- Direction -
Write out the data again in full, exactly as it reads.

══════════

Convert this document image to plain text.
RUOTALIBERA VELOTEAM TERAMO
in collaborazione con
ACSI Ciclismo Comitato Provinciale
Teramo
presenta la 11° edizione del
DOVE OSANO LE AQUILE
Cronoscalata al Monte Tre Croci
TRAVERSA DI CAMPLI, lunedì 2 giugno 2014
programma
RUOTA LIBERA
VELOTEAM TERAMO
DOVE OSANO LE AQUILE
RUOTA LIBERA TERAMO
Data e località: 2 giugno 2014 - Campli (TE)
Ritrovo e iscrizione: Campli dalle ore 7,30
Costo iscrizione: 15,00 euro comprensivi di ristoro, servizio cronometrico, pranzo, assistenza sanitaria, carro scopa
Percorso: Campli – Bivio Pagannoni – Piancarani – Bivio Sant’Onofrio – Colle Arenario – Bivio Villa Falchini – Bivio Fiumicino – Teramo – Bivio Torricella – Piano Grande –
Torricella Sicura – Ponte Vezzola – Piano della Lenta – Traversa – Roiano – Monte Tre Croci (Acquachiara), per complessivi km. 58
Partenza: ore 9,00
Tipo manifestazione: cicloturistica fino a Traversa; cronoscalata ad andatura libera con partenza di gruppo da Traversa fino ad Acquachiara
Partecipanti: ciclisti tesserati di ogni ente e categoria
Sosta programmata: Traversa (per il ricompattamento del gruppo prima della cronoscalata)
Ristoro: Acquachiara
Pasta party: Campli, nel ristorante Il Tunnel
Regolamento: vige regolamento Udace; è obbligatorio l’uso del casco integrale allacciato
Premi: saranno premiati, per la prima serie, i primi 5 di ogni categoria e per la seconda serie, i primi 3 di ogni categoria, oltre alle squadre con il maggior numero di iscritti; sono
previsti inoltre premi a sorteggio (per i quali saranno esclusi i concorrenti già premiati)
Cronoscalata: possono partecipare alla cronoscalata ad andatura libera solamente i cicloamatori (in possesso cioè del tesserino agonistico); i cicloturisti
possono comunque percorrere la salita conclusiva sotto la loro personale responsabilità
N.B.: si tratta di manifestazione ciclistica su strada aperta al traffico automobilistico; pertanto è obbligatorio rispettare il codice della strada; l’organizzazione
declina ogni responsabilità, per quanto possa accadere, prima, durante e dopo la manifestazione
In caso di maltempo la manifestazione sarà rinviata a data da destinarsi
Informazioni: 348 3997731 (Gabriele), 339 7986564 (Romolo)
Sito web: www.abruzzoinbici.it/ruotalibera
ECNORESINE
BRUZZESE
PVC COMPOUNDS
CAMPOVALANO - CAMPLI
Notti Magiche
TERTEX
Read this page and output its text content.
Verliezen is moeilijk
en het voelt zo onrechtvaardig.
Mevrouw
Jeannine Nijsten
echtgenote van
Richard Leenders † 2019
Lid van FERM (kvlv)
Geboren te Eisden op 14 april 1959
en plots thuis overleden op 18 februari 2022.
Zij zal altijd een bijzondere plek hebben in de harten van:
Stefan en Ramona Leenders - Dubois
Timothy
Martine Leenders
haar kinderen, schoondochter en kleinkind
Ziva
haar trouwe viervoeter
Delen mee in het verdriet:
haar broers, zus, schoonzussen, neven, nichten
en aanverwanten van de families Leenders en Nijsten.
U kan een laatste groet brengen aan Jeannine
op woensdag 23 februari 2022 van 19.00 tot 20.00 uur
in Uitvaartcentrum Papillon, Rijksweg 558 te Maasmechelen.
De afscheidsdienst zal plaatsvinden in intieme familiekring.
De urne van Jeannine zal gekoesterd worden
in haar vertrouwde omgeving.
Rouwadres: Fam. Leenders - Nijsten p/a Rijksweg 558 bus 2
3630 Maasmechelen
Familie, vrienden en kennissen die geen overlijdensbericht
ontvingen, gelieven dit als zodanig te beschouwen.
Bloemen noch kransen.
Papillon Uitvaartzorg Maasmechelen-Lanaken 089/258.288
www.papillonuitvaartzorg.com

══════════

- Task output -
Convert this document image to plain text.
RUOTALIBERA VELOTEAM TERAMO
in collaborazione con
ACSI Ciclismo Comitato Provinciale
Teramo
presenta la 11° edizione del
DOVE OSANO LE AQUILE
Cronoscalata al Monte Tre Croci
TRAVERSA DI CAMPLI, lunedì 2 giugno 2014
programma
RUOTA LIBERA
VELOTEAM TERAMO
DOVE OSANO LE AQUILE
RUOTA LIBERA TERAMO
Data e località: 2 giugno 2014 - Campli (TE)
Ritrovo e iscrizione: Campli dalle ore 7,30
Costo iscrizione: 15,00 euro comprensivi di ristoro, servizio cronometrico, pranzo, assistenza sanitaria, carro scopa
Percorso: Campli – Bivio Pagannoni – Piancarani – Bivio Sant’Onofrio – Colle Arenario – Bivio Villa Falchini – Bivio Fiumicino – Teramo – Bivio Torricella – Piano Grande –
Torricella Sicura – Ponte Vezzola – Piano della Lenta – Traversa – Roiano – Monte Tre Croci (Acquachiara), per complessivi km. 58
Partenza: ore 9,00
Tipo manifestazione: cicloturistica fino a Traversa; cronoscalata ad andatura libera con partenza di gruppo da Traversa fino ad Acquachiara
Partecipanti: ciclisti tesserati di ogni ente e categoria
Sosta programmata: Traversa (per il ricompattamento del gruppo prima della cronoscalata)
Ristoro: Acquachiara
Pasta party: Campli, nel ristorante Il Tunnel
Regolamento: vige regolamento Udace; è obbligatorio l’uso del casco integrale allacciato
Premi: saranno premiati, per la prima serie, i primi 5 di ogni categoria e per la seconda serie, i primi 3 di ogni categoria, oltre alle squadre con il maggior numero di iscritti; sono
previsti inoltre premi a sorteggio (per i quali saranno esclusi i concorrenti già premiati)
Cronoscalata: possono partecipare alla cronoscalata ad andatura libera solamente i cicloamatori (in possesso cioè del tesserino agonistico); i cicloturisti
possono comunque percorrere la salita conclusiva sotto la loro personale responsabilità
N.B.: si tratta di manifestazione ciclistica su strada aperta al traffico automobilistico; pertanto è obbligatorio rispettare il codice della strada; l’organizzazione
declina ogni responsabilità, per quanto possa accadere, prima, durante e dopo la manifestazione
In caso di maltempo la manifestazione sarà rinviata a data da destinarsi
Informazioni: 348 3997731 (Gabriele), 339 7986564 (Romolo)
Sito web: www.abruzzoinbici.it/ruotalibera
ECNORESINE
BRUZZESE
PVC COMPOUNDS
CAMPOVALANO - CAMPLI
Notti Magiche
TERTEX
Read this page and output its text content.
Verliezen is moeilijk
en het voelt zo onrechtvaardig.
Mevrouw
Jeannine Nijsten
echtgenote van
Richard Leenders † 2019
Lid van FERM (kvlv)
Geboren te Eisden op 14 april 1959
en plots thuis overleden op 18 februari 2022.
Zij zal altijd een bijzondere plek hebben in de harten van:
Stefan en Ramona Leenders - Dubois
Timothy
Martine Leenders
haar kinderen, schoondochter en kleinkind
Ziva
haar trouwe viervoeter
Delen mee in het verdriet:
haar broers, zus, schoonzussen, neven, nichten
en aanverwanten van de families Leenders en Nijsten.
U kan een laatste groet brengen aan Jeannine
op woensdag 23 februari 2022 van 19.00 tot 20.00 uur
in Uitvaartcentrum Papillon, Rijksweg 558 te Maasmechelen.
De afscheidsdienst zal plaatsvinden in intieme familiekring.
De urne van Jeannine zal gekoesterd worden
in haar vertrouwde omgeving.
Rouwadres: Fam. Leenders - Nijsten p/a Rijksweg 558 bus 2
3630 Maasmechelen
Familie, vrienden en kennissen die geen overlijdensbericht
ontvingen, gelieven dit als zodanig te beschouwen.
Bloemen noch kransen.
Papillon Uitvaartzorg Maasmechelen-Lanaken 089/258.288
www.papillonuitvaartzorg.com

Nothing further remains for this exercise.